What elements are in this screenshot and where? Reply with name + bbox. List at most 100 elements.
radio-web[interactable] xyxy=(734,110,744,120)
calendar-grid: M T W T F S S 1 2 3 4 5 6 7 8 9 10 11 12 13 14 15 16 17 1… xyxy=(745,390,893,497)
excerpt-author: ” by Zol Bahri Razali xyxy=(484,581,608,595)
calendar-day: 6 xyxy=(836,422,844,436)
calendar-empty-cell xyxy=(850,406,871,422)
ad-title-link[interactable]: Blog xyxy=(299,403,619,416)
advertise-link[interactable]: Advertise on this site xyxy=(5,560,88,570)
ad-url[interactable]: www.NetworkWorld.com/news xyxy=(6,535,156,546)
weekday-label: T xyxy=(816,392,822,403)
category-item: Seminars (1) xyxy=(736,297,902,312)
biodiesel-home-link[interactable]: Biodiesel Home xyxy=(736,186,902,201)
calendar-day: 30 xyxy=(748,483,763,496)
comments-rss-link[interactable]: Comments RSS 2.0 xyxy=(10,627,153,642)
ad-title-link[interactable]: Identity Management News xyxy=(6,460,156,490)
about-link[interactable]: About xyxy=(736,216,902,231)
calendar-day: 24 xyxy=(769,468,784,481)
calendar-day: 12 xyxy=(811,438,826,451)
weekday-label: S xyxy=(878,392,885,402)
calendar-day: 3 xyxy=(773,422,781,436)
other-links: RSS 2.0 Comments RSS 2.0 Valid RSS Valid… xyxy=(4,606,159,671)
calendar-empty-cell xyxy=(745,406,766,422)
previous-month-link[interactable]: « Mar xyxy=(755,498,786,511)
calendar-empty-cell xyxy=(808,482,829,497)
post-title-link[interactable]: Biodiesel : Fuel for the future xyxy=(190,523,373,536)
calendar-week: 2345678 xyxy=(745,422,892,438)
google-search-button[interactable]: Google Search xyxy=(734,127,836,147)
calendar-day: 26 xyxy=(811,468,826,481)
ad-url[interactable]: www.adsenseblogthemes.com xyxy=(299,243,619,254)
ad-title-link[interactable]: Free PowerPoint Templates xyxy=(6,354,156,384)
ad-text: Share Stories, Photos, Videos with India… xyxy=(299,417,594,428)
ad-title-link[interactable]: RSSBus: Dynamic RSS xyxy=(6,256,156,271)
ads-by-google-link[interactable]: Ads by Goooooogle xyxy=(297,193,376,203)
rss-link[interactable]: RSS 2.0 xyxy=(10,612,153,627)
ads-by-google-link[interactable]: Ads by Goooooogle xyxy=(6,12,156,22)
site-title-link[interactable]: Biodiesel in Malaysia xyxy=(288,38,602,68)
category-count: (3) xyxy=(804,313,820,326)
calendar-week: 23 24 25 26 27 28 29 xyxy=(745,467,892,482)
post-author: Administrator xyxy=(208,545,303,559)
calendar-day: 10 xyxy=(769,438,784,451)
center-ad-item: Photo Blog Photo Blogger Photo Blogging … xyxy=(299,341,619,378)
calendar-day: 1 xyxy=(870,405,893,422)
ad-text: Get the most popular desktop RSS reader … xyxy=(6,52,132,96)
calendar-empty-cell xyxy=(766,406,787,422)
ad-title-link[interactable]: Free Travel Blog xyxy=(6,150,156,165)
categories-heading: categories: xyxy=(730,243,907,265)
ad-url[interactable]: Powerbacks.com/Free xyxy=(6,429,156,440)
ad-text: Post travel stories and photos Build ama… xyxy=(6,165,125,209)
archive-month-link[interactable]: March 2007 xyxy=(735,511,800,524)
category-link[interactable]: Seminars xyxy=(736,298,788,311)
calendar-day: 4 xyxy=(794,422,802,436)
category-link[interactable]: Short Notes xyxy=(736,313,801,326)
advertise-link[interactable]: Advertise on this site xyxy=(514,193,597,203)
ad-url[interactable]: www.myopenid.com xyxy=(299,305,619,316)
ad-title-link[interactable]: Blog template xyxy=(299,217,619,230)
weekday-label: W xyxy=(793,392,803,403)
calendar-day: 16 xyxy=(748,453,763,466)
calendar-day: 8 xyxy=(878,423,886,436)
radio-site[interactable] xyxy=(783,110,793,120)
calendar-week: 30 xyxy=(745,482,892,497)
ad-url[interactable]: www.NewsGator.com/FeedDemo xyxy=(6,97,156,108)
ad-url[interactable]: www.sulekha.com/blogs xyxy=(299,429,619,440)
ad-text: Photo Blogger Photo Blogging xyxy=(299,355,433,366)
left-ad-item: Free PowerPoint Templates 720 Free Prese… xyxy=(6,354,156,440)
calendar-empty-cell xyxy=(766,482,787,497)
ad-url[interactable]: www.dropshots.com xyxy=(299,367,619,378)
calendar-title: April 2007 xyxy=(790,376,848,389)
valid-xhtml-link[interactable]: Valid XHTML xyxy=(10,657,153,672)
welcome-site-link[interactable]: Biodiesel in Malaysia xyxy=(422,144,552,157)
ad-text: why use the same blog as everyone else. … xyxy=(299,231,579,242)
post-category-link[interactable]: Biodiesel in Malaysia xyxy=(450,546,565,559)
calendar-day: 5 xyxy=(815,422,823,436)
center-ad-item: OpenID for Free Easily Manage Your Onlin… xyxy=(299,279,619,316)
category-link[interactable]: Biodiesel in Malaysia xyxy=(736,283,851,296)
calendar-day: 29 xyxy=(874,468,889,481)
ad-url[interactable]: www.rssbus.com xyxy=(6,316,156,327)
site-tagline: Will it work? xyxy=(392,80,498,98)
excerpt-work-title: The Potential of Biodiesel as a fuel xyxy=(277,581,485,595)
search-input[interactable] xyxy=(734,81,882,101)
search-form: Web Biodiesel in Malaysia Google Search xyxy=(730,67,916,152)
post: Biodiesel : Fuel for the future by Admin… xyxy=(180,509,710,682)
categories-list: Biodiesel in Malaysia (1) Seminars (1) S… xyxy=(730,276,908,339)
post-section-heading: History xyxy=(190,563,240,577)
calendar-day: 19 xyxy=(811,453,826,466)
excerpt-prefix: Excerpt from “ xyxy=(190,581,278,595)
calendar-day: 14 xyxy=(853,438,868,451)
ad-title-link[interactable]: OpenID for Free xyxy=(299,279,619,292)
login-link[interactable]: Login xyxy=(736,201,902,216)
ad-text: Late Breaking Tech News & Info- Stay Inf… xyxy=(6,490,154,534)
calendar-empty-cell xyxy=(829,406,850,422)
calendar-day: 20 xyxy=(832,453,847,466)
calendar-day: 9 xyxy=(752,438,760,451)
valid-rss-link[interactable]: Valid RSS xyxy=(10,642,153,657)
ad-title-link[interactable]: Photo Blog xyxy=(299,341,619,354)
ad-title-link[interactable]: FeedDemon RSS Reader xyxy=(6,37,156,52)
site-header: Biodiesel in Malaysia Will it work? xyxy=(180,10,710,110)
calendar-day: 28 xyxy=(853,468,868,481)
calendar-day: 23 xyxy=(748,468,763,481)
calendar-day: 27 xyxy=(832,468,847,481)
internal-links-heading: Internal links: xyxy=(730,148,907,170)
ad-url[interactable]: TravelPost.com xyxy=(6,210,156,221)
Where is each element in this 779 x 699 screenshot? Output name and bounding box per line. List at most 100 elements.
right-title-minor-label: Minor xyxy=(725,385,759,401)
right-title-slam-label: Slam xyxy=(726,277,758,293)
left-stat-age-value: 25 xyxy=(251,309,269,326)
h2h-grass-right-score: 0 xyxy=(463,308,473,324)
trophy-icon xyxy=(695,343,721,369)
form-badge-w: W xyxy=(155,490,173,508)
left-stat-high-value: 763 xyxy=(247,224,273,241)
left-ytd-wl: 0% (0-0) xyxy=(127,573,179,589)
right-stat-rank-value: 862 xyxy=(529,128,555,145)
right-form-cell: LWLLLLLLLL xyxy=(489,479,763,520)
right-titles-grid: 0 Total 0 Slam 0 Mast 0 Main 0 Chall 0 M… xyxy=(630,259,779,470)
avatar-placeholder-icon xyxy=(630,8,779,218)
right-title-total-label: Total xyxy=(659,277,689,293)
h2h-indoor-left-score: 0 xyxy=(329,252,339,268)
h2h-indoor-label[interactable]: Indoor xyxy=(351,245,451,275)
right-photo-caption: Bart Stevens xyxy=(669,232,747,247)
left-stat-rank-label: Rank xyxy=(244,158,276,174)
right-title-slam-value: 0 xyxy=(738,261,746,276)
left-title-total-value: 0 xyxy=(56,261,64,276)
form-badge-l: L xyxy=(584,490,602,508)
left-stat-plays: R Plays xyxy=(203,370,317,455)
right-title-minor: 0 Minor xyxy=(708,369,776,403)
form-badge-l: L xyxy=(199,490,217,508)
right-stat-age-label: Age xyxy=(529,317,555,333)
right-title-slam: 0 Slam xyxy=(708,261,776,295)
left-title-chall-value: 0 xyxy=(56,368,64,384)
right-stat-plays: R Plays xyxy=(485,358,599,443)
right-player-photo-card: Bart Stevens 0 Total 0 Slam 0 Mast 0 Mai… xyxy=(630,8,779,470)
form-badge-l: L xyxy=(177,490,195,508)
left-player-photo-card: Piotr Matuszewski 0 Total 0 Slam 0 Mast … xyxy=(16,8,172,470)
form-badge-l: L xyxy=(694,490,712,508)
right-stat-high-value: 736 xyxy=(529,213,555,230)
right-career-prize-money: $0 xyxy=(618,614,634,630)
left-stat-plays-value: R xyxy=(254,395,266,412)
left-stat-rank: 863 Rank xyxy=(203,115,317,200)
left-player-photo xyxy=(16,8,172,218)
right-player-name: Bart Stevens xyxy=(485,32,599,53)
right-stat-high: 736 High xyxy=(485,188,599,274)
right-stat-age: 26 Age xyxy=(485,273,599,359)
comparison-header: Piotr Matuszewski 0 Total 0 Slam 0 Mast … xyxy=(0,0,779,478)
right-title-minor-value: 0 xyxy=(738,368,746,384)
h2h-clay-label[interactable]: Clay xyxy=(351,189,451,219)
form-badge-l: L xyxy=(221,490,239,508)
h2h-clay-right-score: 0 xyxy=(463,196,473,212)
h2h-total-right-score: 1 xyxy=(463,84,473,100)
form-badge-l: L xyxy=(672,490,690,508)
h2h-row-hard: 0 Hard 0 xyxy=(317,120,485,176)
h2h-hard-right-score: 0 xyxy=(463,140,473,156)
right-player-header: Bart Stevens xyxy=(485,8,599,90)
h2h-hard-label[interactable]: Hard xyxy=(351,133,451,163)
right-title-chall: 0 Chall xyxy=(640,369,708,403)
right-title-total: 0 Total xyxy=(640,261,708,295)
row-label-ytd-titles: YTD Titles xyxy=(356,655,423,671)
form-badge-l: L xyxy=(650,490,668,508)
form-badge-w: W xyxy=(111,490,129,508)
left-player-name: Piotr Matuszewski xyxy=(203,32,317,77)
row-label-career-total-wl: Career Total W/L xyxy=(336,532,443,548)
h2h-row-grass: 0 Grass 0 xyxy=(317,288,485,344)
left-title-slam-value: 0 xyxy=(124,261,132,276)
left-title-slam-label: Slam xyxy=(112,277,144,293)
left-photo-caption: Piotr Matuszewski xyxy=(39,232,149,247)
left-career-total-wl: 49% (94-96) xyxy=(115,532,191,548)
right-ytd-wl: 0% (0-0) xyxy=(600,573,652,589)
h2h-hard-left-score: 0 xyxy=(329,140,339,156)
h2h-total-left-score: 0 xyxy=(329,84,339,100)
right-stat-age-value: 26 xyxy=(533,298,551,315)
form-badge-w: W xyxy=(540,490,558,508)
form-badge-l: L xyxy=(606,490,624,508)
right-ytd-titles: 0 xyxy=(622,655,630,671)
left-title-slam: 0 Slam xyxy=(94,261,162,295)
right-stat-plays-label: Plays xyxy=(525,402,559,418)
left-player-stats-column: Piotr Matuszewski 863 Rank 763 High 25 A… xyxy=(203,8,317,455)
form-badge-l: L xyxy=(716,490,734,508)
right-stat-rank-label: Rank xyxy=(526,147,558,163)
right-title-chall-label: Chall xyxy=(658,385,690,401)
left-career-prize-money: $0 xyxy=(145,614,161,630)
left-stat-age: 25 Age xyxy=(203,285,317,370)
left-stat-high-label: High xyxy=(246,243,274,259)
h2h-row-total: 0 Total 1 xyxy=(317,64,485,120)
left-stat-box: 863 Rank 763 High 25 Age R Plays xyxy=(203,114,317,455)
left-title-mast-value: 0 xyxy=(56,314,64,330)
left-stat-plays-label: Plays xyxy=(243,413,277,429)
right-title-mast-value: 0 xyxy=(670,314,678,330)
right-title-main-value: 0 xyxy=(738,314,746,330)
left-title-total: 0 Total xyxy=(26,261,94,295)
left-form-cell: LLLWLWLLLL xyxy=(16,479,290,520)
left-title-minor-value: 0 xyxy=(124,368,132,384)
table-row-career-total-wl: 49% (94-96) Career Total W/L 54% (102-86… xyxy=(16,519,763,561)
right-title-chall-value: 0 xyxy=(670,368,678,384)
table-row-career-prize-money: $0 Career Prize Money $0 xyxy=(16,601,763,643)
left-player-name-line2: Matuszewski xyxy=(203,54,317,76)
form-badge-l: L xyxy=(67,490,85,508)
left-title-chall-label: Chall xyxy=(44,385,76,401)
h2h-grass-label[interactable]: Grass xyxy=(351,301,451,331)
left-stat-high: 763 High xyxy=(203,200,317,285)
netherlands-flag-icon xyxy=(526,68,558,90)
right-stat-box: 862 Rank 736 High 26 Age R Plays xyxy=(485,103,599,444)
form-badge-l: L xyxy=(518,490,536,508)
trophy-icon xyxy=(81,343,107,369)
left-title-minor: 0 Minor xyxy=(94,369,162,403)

________________________________________

» **WHAT TO DO**
Copy the items exactly, from the first line down to and including the line that contains "rss-link[interactable]: RSS 2.0".

» **TASK OUTPUT**
What elements are in this screenshot and where? Reply with name + bbox. List at most 100 elements.
radio-web[interactable] xyxy=(734,110,744,120)
calendar-grid: M T W T F S S 1 2 3 4 5 6 7 8 9 10 11 12 13 14 15 16 17 1… xyxy=(745,390,893,497)
excerpt-author: ” by Zol Bahri Razali xyxy=(484,581,608,595)
calendar-day: 6 xyxy=(836,422,844,436)
calendar-empty-cell xyxy=(850,406,871,422)
ad-title-link[interactable]: Blog xyxy=(299,403,619,416)
advertise-link[interactable]: Advertise on this site xyxy=(5,560,88,570)
ad-url[interactable]: www.NetworkWorld.com/news xyxy=(6,535,156,546)
weekday-label: T xyxy=(816,392,822,403)
category-item: Seminars (1) xyxy=(736,297,902,312)
biodiesel-home-link[interactable]: Biodiesel Home xyxy=(736,186,902,201)
calendar-day: 30 xyxy=(748,483,763,496)
comments-rss-link[interactable]: Comments RSS 2.0 xyxy=(10,627,153,642)
ad-title-link[interactable]: Identity Management News xyxy=(6,460,156,490)
about-link[interactable]: About xyxy=(736,216,902,231)
calendar-day: 24 xyxy=(769,468,784,481)
calendar-day: 12 xyxy=(811,438,826,451)
weekday-label: S xyxy=(878,392,885,402)
calendar-day: 3 xyxy=(773,422,781,436)
other-links: RSS 2.0 Comments RSS 2.0 Valid RSS Valid… xyxy=(4,606,159,671)
calendar-empty-cell xyxy=(745,406,766,422)
previous-month-link[interactable]: « Mar xyxy=(755,498,786,511)
calendar-empty-cell xyxy=(808,482,829,497)
post-title-link[interactable]: Biodiesel : Fuel for the future xyxy=(190,523,373,536)
calendar-week: 2345678 xyxy=(745,422,892,438)
google-search-button[interactable]: Google Search xyxy=(734,127,836,147)
calendar-day: 26 xyxy=(811,468,826,481)
ad-url[interactable]: www.adsenseblogthemes.com xyxy=(299,243,619,254)
ad-title-link[interactable]: Free PowerPoint Templates xyxy=(6,354,156,384)
ad-text: Share Stories, Photos, Videos with India… xyxy=(299,417,594,428)
ad-title-link[interactable]: RSSBus: Dynamic RSS xyxy=(6,256,156,271)
ads-by-google-link[interactable]: Ads by Goooooogle xyxy=(297,193,376,203)
rss-link[interactable]: RSS 2.0 xyxy=(10,612,153,627)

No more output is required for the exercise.